**TO BE DONE**
The records below must be retyped exactly.

**STORED DATA**
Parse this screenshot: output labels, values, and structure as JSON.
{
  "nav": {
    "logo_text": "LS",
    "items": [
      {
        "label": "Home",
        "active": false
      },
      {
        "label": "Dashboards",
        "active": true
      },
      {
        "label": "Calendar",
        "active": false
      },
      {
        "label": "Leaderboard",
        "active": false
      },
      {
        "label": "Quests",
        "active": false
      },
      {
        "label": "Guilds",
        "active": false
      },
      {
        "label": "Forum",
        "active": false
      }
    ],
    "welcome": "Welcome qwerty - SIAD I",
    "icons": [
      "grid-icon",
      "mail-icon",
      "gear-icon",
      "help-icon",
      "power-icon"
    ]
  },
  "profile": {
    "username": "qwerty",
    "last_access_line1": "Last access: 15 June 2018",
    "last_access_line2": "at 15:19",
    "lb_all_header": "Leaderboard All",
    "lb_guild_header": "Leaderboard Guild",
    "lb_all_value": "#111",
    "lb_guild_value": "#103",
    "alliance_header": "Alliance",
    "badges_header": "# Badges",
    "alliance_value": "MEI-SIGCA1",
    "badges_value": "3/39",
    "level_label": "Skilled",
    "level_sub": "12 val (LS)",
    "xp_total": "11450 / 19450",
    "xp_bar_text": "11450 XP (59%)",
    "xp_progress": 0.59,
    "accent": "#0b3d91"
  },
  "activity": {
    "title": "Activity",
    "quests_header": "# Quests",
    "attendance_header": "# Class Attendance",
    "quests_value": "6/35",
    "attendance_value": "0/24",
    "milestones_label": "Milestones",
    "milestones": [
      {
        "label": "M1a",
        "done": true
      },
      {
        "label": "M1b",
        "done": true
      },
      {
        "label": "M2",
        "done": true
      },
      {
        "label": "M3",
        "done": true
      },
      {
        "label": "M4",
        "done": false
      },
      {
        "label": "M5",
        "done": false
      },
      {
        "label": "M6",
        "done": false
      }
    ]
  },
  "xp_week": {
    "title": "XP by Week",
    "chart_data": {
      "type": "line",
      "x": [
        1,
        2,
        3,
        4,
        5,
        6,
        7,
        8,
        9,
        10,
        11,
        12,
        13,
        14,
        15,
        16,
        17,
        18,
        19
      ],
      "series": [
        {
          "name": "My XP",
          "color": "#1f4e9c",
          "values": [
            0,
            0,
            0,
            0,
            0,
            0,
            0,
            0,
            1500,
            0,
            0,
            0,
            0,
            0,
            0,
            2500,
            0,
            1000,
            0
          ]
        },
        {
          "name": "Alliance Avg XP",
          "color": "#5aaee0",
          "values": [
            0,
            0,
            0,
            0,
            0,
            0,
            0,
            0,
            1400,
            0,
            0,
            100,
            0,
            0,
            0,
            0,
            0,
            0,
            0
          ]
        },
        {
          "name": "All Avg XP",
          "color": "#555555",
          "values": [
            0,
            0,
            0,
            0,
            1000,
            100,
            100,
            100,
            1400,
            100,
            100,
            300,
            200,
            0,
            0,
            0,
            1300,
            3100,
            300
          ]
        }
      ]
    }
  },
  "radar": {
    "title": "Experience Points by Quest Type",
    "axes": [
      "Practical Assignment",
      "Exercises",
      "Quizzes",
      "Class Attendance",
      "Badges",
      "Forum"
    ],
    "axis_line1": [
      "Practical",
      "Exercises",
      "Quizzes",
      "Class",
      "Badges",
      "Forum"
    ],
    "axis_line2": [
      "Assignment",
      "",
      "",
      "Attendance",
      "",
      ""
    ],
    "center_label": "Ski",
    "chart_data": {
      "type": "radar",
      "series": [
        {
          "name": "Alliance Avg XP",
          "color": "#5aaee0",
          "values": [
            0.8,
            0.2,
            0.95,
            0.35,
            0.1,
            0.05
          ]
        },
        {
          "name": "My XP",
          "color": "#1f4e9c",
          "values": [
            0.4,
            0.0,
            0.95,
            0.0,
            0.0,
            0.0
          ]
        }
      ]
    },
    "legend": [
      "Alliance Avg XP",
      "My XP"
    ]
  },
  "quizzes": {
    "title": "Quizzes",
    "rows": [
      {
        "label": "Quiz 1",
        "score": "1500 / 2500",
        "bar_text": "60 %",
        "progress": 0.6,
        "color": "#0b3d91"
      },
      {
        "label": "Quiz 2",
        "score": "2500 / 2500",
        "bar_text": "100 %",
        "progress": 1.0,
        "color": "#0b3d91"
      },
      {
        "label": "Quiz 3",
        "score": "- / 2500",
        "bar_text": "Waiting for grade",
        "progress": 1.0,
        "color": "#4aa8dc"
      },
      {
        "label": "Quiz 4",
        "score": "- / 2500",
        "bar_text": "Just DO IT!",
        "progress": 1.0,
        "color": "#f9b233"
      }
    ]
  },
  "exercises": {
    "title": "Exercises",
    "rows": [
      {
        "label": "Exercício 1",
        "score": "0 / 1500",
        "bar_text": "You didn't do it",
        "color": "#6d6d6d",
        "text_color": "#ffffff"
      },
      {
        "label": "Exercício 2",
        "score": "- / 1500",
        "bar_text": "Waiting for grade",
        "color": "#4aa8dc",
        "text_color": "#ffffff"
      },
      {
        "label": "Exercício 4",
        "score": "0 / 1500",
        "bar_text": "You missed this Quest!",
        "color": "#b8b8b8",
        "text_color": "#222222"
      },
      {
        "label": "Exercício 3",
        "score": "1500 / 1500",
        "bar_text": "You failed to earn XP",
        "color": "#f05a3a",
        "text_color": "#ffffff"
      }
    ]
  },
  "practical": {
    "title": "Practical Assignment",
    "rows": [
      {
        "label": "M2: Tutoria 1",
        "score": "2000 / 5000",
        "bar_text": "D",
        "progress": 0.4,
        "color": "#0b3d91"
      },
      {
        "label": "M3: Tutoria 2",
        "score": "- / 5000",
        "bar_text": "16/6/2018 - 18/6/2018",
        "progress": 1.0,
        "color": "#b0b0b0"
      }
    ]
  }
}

**PROBLEM SOLUTION**
Parse this screenshot: output labels, values, and structure as JSON.
{
  "nav": {
    "logo_text": "LS",
    "items": [
      {
        "label": "Home",
        "active": false
      },
      {
        "label": "Dashboards",
        "active": true
      },
      {
        "label": "Calendar",
        "active": false
      },
      {
        "label": "Leaderboard",
        "active": false
      },
      {
        "label": "Quests",
        "active": false
      },
      {
        "label": "Guilds",
        "active": false
      },
      {
        "label": "Forum",
        "active": false
      }
    ],
    "welcome": "Welcome qwerty - SIAD I",
    "icons": [
      "grid-icon",
      "mail-icon",
      "gear-icon",
      "help-icon",
      "power-icon"
    ]
  },
  "profile": {
    "username": "qwerty",
    "last_access_line1": "Last access: 15 June 2018",
    "last_access_line2": "at 15:19",
    "lb_all_header": "Leaderboard All",
    "lb_guild_header": "Leaderboard Guild",
    "lb_all_value": "#111",
    "lb_guild_value": "#103",
    "alliance_header": "Alliance",
    "badges_header": "# Badges",
    "alliance_value": "MEI-SIGCA1",
    "badges_value": "3/39",
    "level_label": "Skilled",
    "level_sub": "12 val (LS)",
    "xp_total": "11450 / 19450",
    "xp_bar_text": "11450 XP (59%)",
    "xp_progress": 0.59,
    "accent": "#0b3d91"
  },
  "activity": {
    "title": "Activity",
    "quests_header": "# Quests",
    "attendance_header": "# Class Attendance",
    "quests_value": "6/35",
    "attendance_value": "0/24",
    "milestones_label": "Milestones",
    "milestones": [
      {
        "label": "M1a",
        "done": true
      },
      {
        "label": "M1b",
        "done": true
      },
      {
        "label": "M2",
        "done": true
      },
      {
        "label": "M3",
        "done": true
      },
      {
        "label": "M4",
        "done": false
      },
      {
        "label": "M5",
        "done": false
      },
      {
        "label": "M6",
        "done": false
      }
    ]
  },
  "xp_week": {
    "title": "XP by Week",
    "chart_data": {
      "type": "line",
      "x": [
        1,
        2,
        3,
        4,
        5,
        6,
        7,
        8,
        9,
        10,
        11,
        12,
        13,
        14,
        15,
        16,
        17,
        18,
        19
      ],
      "series": [
        {
          "name": "My XP",
          "color": "#1f4e9c",
          "values": [
            0,
            0,
            0,
            0,
            0,
            0,
            0,
            0,
            1500,
            0,
            0,
            0,
            0,
            0,
            0,
            2500,
            0,
            1000,
            0
          ]
        },
        {
          "name": "Alliance Avg XP",
          "color": "#5aaee0",
          "values": [
            0,
            0,
            0,
            0,
            0,
            0,
            0,
            0,
            1400,
            0,
            0,
            100,
            0,
            0,
            0,
            0,
            0,
            0,
            0
          ]
        },
        {
          "name": "All Avg XP",
          "color": "#555555",
          "values": [
            0,
            0,
            0,
            0,
            1000,
            100,
            100,
            100,
            1400,
            100,
            100,
            300,
            200,
            0,
            0,
            0,
            1300,
            3100,
            300
          ]
        }
      ]
    }
  },
  "radar": {
    "title": "Experience Points by Quest Type",
    "axes": [
      "Practical Assignment",
      "Exercises",
      "Quizzes",
      "Class Attendance",
      "Badges",
      "Forum"
    ],
    "axis_line1": [
      "Practical",
      "Exercises",
      "Quizzes",
      "Class",
      "Badges",
      "Forum"
    ],
    "axis_line2": [
      "Assignment",
      "",
      "",
      "Attendance",
      "",
      ""
    ],
    "center_label": "Ski",
    "chart_data": {
      "type": "radar",
      "series": [
        {
          "name": "Alliance Avg XP",
          "color": "#5aaee0",
          "values": [
            0.8,
            0.2,
            0.95,
            0.35,
            0.1,
            0.05
          ]
        },
        {
          "name": "My XP",
          "color": "#1f4e9c",
          "values": [
            0.4,
            0.0,
            0.95,
            0.0,
            0.0,
            0.0
          ]
        }
      ]
    },
    "legend": [
      "Alliance Avg XP",
      "My XP"
    ]
  },
  "quizzes": {
    "title": "Quizzes",
    "rows": [
      {
        "label": "Quiz 1",
        "score": "1500 / 2500",
        "bar_text": "60 %",
        "progress": 0.6,
        "color": "#0b3d91"
      },
      {
        "label": "Quiz 2",
        "score": "2500 / 2500",
        "bar_text": "100 %",
        "progress": 1.0,
        "color": "#0b3d91"
      },
      {
        "label": "Quiz 3",
        "score": "- / 2500",
        "bar_text": "Waiting for grade",
        "progress": 1.0,
        "color": "#4aa8dc"
      },
      {
        "label": "Quiz 4",
        "score": "- / 2500",
        "bar_text": "Just DO IT!",
        "progress": 1.0,
        "color": "#f9b233"
      }
    ]
  },
  "exercises": {
    "title": "Exercises",
    "rows": [
      {
        "label": "Exercício 1",
        "score": "0 / 1500",
        "bar_text": "You didn't do it",
        "color": "#6d6d6d",
        "text_color": "#ffffff"
      },
      {
        "label": "Exercício 2",
        "score": "- / 1500",
        "bar_text": "Waiting for grade",
        "color": "#4aa8dc",
        "text_color": "#ffffff"
      },
      {
        "label": "Exercício 4",
        "score": "0 / 1500",
        "bar_text": "You missed this Quest!",
        "color": "#b8b8b8",
        "text_color": "#222222"
      },
      {
        "label": "Exercício 3",
        "score": "1500 / 1500",
        "bar_text": "You failed to earn XP",
        "color": "#f05a3a",
        "text_color": "#ffffff"
      }
    ]
  },
  "practical": {
    "title": "Practical Assignment",
    "rows": [
      {
        "label": "M2: Tutoria 1",
        "score": "2000 / 5000",
        "bar_text": "D",
        "progress": 0.4,
        "color": "#0b3d91"
      },
      {
        "label": "M3: Tutoria 2",
        "score": "- / 5000",
        "bar_text": "16/6/2018 - 18/6/2018",
        "progress": 1.0,
        "color": "#b0b0b0"
      }
    ]
  }
}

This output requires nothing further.